## THE TASK
Each line of the data must be reproduced as it appears.

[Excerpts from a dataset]

+ + + +

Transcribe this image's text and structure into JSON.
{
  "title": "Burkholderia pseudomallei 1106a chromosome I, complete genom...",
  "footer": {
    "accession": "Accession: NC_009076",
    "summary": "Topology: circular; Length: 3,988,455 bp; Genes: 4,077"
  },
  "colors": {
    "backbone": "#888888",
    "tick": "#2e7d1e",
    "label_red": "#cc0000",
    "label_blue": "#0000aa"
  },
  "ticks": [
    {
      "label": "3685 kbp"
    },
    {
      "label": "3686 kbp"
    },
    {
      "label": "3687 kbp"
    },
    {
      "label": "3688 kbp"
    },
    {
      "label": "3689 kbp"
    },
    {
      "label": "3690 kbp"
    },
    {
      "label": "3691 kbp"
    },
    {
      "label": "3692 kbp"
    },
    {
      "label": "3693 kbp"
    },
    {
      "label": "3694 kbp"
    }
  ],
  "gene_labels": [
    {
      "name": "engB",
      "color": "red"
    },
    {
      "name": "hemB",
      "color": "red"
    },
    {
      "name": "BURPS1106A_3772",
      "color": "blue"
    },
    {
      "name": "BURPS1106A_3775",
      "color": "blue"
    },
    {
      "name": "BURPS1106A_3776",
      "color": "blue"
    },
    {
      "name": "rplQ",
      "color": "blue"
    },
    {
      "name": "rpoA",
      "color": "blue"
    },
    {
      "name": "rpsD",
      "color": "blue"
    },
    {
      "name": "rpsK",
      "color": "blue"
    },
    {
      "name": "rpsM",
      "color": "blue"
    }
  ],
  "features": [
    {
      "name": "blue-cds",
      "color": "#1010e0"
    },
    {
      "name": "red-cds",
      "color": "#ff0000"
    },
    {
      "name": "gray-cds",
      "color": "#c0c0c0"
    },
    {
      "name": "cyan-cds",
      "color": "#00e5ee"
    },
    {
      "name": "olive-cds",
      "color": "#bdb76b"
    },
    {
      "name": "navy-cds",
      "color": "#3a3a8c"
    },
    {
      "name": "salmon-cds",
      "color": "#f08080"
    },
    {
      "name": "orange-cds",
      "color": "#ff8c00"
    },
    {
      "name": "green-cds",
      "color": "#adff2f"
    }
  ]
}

+ + + +

## WRITTEN SOLUTION
Transcribe this image's text and structure into JSON.
{
  "title": "Burkholderia pseudomallei 1106a chromosome I, complete genom...",
  "footer": {
    "accession": "Accession: NC_009076",
    "summary": "Topology: circular; Length: 3,988,455 bp; Genes: 4,077"
  },
  "colors": {
    "backbone": "#888888",
    "tick": "#2e7d1e",
    "label_red": "#cc0000",
    "label_blue": "#0000aa"
  },
  "ticks": [
    {
      "label": "3685 kbp"
    },
    {
      "label": "3686 kbp"
    },
    {
      "label": "3687 kbp"
    },
    {
      "label": "3688 kbp"
    },
    {
      "label": "3689 kbp"
    },
    {
      "label": "3690 kbp"
    },
    {
      "label": "3691 kbp"
    },
    {
      "label": "3692 kbp"
    },
    {
      "label": "3693 kbp"
    },
    {
      "label": "3694 kbp"
    }
  ],
  "gene_labels": [
    {
      "name": "engB",
      "color": "red"
    },
    {
      "name": "hemB",
      "color": "red"
    },
    {
      "name": "BURPS1106A_3772",
      "color": "blue"
    },
    {
      "name": "BURPS1106A_3775",
      "color": "blue"
    },
    {
      "name": "BURPS1106A_3776",
      "color": "blue"
    },
    {
      "name": "rplQ",
      "color": "blue"
    },
    {
      "name": "rpoA",
      "color": "blue"
    },
    {
      "name": "rpsD",
      "color": "blue"
    },
    {
      "name": "rpsK",
      "color": "blue"
    },
    {
      "name": "rpsM",
      "color": "blue"
    }
  ],
  "features": [
    {
      "name": "blue-cds",
      "color": "#1010e0"
    },
    {
      "name": "red-cds",
      "color": "#ff0000"
    },
    {
      "name": "gray-cds",
      "color": "#c0c0c0"
    },
    {
      "name": "cyan-cds",
      "color": "#00e5ee"
    },
    {
      "name": "olive-cds",
      "color": "#bdb76b"
    },
    {
      "name": "navy-cds",
      "color": "#3a3a8c"
    },
    {
      "name": "salmon-cds",
      "color": "#f08080"
    },
    {
      "name": "orange-cds",
      "color": "#ff8c00"
    },
    {
      "name": "green-cds",
      "color": "#adff2f"
    }
  ]
}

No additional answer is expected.